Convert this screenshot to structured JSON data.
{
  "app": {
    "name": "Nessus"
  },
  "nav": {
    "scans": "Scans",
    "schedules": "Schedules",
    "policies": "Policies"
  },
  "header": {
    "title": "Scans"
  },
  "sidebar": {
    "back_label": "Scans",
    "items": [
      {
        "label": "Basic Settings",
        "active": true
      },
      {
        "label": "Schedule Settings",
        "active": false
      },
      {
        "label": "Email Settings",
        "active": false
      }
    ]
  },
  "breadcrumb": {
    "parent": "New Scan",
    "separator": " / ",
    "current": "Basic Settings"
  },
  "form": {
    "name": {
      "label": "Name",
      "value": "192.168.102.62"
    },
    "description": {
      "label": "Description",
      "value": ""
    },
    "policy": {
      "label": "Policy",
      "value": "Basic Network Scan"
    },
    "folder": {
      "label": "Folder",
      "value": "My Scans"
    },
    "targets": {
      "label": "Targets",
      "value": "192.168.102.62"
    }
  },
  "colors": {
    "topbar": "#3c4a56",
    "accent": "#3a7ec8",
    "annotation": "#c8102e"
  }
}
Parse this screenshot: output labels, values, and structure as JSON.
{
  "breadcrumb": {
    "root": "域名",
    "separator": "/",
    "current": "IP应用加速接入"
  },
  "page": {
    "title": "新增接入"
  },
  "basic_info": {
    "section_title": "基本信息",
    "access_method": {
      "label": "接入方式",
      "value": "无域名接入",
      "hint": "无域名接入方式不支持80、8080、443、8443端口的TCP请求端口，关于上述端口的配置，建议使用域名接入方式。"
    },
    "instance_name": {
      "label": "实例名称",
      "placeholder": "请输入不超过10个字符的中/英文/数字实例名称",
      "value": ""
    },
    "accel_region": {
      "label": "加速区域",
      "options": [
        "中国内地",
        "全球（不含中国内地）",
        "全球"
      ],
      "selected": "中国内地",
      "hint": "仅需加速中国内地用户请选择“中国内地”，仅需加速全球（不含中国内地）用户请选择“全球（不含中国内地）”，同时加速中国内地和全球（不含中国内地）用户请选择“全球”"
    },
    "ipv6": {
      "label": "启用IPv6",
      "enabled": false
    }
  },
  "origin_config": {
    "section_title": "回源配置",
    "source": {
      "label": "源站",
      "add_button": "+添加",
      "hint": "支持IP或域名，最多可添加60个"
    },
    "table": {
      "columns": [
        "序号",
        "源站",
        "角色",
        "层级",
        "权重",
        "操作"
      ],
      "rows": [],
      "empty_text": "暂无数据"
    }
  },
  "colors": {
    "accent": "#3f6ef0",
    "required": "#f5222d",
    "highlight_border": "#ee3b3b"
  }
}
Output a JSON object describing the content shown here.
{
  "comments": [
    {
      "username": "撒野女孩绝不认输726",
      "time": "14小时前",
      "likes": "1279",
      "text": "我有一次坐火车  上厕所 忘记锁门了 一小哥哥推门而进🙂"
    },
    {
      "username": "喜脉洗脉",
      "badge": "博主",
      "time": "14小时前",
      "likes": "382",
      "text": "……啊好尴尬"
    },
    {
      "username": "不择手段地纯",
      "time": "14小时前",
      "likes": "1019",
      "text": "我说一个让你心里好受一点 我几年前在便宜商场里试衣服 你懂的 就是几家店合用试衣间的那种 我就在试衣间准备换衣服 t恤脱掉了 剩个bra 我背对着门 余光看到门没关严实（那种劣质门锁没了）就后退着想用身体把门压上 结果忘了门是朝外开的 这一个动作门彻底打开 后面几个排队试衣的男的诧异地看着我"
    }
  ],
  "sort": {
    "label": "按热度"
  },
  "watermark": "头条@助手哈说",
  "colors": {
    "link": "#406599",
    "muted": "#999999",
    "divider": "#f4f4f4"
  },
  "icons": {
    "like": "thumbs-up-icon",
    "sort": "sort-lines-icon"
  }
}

# What is expected:
Select and copy every line of the material that holds the string "Scans".

# Exercise response:
    "scans": "Scans",
    "title": "Scans"
    "back_label": "Scans",
      "value": "My Scans"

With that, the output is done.